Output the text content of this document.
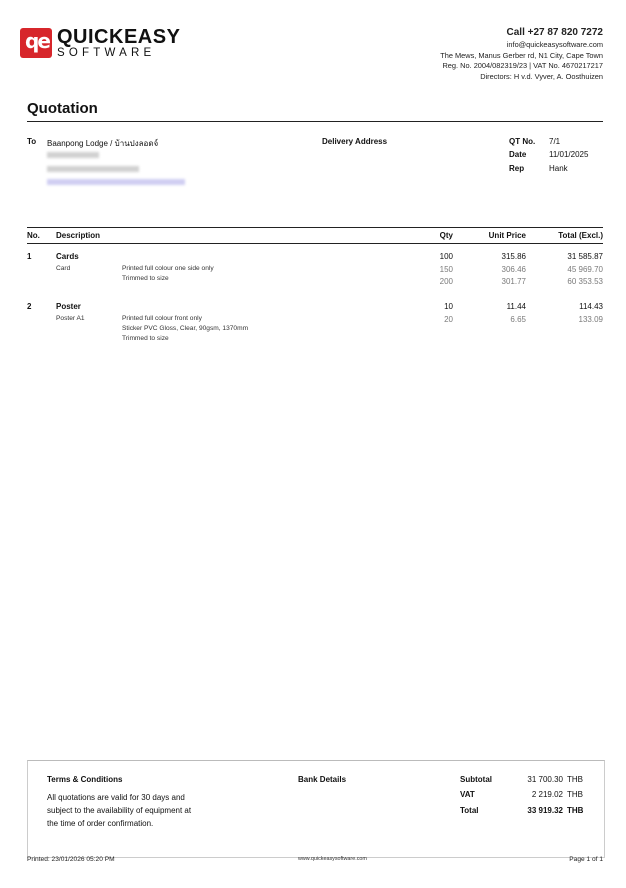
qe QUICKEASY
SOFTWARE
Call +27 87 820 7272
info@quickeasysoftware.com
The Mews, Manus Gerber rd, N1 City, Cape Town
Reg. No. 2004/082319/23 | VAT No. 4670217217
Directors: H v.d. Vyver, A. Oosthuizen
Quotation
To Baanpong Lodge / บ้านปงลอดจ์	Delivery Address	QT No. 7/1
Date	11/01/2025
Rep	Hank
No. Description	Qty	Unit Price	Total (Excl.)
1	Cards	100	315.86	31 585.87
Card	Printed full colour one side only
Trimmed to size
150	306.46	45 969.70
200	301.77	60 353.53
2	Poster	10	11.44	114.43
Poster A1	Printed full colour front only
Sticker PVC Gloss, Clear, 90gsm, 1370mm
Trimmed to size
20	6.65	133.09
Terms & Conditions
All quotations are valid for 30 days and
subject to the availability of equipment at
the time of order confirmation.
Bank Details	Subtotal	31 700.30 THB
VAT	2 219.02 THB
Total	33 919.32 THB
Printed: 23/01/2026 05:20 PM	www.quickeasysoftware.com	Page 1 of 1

SHORT PROBLEM
State the number of lines in these entries that include the string "Printed". Provide nothing beyond that number.

EXERCISE OUTPUT
3